> Recorded information:

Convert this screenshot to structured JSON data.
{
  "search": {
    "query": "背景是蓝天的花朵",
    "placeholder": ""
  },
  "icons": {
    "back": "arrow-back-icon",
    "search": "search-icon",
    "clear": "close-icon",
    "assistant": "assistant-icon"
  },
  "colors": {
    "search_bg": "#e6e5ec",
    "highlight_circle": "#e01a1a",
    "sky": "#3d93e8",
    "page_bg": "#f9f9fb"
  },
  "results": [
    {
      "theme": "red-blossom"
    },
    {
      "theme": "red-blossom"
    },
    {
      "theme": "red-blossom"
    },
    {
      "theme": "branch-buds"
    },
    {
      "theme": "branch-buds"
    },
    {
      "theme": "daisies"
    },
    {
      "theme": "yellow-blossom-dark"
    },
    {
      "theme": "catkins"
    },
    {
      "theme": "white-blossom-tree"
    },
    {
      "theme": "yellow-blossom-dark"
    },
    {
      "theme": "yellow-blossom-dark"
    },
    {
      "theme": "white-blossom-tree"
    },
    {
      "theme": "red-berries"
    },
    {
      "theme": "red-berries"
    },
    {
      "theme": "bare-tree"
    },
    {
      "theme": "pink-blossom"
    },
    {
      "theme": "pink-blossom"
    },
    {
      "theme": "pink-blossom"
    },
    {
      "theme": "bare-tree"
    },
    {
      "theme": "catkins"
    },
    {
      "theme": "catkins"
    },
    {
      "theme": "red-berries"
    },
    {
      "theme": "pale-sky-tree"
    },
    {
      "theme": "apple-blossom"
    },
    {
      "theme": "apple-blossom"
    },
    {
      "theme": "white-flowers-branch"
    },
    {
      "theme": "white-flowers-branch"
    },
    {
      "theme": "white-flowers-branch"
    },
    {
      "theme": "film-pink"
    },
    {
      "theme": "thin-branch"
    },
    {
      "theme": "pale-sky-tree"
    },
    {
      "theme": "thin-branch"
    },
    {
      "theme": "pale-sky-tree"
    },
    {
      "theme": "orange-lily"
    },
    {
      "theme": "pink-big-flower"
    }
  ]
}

> Stated exercise:
Each record should come back exactly as written.

> Task output:
Convert this screenshot to structured JSON data.
{
  "search": {
    "query": "背景是蓝天的花朵",
    "placeholder": ""
  },
  "icons": {
    "back": "arrow-back-icon",
    "search": "search-icon",
    "clear": "close-icon",
    "assistant": "assistant-icon"
  },
  "colors": {
    "search_bg": "#e6e5ec",
    "highlight_circle": "#e01a1a",
    "sky": "#3d93e8",
    "page_bg": "#f9f9fb"
  },
  "results": [
    {
      "theme": "red-blossom"
    },
    {
      "theme": "red-blossom"
    },
    {
      "theme": "red-blossom"
    },
    {
      "theme": "branch-buds"
    },
    {
      "theme": "branch-buds"
    },
    {
      "theme": "daisies"
    },
    {
      "theme": "yellow-blossom-dark"
    },
    {
      "theme": "catkins"
    },
    {
      "theme": "white-blossom-tree"
    },
    {
      "theme": "yellow-blossom-dark"
    },
    {
      "theme": "yellow-blossom-dark"
    },
    {
      "theme": "white-blossom-tree"
    },
    {
      "theme": "red-berries"
    },
    {
      "theme": "red-berries"
    },
    {
      "theme": "bare-tree"
    },
    {
      "theme": "pink-blossom"
    },
    {
      "theme": "pink-blossom"
    },
    {
      "theme": "pink-blossom"
    },
    {
      "theme": "bare-tree"
    },
    {
      "theme": "catkins"
    },
    {
      "theme": "catkins"
    },
    {
      "theme": "red-berries"
    },
    {
      "theme": "pale-sky-tree"
    },
    {
      "theme": "apple-blossom"
    },
    {
      "theme": "apple-blossom"
    },
    {
      "theme": "white-flowers-branch"
    },
    {
      "theme": "white-flowers-branch"
    },
    {
      "theme": "white-flowers-branch"
    },
    {
      "theme": "film-pink"
    },
    {
      "theme": "thin-branch"
    },
    {
      "theme": "pale-sky-tree"
    },
    {
      "theme": "thin-branch"
    },
    {
      "theme": "pale-sky-tree"
    },
    {
      "theme": "orange-lily"
    },
    {
      "theme": "pink-big-flower"
    }
  ]
}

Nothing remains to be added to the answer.